Extracted data entries:
^^^^
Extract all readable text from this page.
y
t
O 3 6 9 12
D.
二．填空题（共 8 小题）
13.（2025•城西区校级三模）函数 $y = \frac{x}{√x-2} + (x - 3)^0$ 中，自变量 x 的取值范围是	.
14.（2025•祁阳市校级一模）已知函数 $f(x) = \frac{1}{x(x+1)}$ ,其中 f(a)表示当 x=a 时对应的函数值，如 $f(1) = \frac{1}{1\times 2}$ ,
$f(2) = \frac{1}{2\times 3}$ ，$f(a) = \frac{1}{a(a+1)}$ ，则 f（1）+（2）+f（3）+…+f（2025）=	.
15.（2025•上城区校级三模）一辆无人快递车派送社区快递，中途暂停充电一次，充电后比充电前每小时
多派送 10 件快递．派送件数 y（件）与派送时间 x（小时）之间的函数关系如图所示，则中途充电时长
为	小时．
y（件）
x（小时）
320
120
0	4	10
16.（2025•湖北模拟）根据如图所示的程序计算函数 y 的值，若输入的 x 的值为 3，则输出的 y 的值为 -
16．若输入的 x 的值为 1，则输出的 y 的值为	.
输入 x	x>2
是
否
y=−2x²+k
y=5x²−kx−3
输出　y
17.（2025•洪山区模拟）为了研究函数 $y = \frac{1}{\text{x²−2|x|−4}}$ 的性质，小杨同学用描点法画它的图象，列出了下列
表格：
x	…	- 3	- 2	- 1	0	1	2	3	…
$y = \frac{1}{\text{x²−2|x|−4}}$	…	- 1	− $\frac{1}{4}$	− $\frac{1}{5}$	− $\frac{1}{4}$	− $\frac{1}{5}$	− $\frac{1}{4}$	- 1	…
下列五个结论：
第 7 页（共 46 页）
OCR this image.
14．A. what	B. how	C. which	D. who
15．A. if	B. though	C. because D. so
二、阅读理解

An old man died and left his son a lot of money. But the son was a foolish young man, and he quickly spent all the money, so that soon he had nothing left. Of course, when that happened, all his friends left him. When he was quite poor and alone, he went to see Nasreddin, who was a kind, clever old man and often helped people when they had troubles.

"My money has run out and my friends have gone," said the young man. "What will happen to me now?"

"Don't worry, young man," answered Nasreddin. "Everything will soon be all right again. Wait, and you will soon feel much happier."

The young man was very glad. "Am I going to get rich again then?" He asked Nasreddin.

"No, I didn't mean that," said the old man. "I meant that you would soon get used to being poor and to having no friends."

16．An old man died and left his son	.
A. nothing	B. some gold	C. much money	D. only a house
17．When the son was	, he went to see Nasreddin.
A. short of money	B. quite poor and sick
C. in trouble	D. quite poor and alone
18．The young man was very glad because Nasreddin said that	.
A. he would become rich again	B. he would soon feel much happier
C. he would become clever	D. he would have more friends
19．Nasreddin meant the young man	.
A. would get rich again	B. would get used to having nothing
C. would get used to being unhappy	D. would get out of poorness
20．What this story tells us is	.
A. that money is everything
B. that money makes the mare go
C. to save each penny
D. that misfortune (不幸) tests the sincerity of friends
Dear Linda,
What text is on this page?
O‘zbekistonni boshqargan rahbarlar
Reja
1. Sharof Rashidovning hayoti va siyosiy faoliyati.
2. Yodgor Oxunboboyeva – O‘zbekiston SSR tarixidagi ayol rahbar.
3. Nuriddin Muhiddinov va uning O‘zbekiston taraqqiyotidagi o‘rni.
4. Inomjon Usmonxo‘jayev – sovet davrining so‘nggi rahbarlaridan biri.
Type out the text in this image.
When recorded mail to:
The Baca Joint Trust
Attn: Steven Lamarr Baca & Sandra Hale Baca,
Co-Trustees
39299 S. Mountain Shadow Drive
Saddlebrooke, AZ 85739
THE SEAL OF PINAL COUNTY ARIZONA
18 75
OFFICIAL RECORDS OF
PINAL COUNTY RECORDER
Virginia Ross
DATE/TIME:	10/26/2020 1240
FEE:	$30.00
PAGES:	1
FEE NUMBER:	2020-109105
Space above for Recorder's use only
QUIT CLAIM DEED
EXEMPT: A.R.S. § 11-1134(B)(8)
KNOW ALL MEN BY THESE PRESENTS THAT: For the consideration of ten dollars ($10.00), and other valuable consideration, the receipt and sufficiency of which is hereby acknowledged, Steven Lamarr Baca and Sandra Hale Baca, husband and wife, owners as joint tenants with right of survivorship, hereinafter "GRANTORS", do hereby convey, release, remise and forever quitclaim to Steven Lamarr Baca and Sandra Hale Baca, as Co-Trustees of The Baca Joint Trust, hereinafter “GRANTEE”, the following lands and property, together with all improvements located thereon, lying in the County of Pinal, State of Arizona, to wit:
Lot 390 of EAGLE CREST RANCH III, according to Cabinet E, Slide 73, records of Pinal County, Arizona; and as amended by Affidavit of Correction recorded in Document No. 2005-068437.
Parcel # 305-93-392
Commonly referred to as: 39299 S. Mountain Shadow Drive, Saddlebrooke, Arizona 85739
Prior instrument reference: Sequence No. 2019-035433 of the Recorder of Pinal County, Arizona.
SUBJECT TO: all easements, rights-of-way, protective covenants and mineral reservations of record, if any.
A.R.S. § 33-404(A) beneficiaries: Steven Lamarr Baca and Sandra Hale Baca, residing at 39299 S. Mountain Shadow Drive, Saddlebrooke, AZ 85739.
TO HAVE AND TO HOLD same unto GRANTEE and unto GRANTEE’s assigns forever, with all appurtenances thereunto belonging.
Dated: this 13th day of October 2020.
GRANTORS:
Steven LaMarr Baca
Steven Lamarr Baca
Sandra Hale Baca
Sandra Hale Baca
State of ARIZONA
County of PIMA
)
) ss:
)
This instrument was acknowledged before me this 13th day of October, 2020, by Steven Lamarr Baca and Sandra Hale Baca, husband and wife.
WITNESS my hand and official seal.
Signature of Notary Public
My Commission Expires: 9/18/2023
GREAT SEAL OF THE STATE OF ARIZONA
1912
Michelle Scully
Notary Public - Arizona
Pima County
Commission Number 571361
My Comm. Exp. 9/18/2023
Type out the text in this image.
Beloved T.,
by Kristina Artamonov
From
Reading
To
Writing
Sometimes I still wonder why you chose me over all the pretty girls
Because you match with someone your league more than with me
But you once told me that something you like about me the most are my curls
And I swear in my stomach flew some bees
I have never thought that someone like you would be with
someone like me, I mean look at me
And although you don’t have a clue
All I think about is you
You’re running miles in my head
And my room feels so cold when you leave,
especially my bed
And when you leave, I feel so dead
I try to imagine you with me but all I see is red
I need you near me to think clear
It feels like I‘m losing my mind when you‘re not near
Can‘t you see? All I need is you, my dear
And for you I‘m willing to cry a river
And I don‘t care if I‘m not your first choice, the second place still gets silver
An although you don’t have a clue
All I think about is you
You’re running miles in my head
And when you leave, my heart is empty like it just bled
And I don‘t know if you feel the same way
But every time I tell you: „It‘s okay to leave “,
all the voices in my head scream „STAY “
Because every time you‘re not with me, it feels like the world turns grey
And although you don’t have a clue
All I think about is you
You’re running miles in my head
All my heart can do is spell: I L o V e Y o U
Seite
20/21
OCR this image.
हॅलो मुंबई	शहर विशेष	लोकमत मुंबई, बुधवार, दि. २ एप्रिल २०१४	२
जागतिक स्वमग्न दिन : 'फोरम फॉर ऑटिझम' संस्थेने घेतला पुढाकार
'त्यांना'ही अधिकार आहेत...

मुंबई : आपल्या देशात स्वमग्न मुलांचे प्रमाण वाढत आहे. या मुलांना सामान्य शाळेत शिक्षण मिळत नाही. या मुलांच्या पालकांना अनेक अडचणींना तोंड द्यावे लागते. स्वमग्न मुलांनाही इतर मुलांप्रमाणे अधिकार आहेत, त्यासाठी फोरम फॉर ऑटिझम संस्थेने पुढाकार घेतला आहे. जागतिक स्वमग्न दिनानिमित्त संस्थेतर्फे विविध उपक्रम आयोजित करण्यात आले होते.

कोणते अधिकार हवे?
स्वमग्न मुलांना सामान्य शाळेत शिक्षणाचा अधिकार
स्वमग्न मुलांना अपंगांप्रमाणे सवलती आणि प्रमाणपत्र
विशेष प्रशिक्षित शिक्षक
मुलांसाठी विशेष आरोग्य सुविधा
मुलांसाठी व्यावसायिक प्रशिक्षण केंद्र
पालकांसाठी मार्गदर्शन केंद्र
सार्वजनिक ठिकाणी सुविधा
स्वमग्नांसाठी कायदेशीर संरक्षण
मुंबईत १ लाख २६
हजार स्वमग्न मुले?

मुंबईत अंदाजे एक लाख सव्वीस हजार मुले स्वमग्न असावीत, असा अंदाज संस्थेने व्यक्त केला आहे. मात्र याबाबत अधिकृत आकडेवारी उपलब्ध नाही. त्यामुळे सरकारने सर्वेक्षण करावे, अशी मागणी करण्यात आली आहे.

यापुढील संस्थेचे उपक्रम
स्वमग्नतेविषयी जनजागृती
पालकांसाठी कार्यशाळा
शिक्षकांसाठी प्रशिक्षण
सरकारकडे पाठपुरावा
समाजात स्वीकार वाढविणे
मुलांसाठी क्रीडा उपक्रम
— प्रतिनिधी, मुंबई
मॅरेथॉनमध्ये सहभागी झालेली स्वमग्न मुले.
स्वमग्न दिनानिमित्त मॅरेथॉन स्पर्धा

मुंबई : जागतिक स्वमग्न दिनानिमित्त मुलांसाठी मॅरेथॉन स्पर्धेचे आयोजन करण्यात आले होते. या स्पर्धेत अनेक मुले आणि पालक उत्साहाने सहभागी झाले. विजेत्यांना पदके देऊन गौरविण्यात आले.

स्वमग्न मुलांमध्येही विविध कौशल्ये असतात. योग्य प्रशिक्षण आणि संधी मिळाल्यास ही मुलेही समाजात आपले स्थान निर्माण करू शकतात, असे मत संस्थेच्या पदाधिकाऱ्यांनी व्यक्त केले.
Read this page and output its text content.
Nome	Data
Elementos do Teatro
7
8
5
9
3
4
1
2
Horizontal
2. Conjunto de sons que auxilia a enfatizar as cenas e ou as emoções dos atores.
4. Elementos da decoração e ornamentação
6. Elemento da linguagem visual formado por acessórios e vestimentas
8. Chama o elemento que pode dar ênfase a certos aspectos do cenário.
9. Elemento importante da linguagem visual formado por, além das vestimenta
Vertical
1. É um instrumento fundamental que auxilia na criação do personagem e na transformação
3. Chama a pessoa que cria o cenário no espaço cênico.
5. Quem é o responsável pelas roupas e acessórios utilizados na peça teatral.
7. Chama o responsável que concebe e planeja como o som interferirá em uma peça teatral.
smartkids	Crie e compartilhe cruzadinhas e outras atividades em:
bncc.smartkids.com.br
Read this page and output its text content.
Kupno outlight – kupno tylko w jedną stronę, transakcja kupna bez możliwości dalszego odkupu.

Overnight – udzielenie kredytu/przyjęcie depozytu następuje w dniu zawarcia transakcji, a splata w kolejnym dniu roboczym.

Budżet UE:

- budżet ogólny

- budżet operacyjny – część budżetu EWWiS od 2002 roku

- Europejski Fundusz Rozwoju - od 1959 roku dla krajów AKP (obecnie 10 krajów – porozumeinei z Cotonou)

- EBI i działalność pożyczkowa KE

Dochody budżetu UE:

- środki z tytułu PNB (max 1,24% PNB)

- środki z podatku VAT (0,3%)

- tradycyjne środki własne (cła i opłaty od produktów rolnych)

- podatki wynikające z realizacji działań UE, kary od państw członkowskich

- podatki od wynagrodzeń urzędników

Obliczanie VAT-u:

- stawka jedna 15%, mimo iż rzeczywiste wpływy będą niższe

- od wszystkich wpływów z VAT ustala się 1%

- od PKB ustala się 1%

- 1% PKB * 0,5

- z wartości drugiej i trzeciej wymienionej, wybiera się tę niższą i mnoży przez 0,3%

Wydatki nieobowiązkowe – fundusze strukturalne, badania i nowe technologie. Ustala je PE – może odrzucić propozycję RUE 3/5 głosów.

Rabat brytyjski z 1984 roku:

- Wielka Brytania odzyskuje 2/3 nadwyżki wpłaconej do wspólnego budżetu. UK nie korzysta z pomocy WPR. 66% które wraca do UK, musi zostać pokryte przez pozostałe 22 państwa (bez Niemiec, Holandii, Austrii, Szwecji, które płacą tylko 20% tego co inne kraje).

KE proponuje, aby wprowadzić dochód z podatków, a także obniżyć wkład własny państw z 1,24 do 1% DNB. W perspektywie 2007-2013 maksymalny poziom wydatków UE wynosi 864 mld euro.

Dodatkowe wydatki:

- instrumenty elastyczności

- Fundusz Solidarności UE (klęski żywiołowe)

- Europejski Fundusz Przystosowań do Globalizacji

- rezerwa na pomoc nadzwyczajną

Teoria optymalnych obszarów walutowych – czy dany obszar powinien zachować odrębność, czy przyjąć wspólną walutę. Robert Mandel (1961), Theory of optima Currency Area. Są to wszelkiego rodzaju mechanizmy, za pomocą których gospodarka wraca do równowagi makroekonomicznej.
^^^^
Instruction. State the number of lines in these entries that include the string "teatral". Provide nothing beyond that number.

Output of the exercise. 2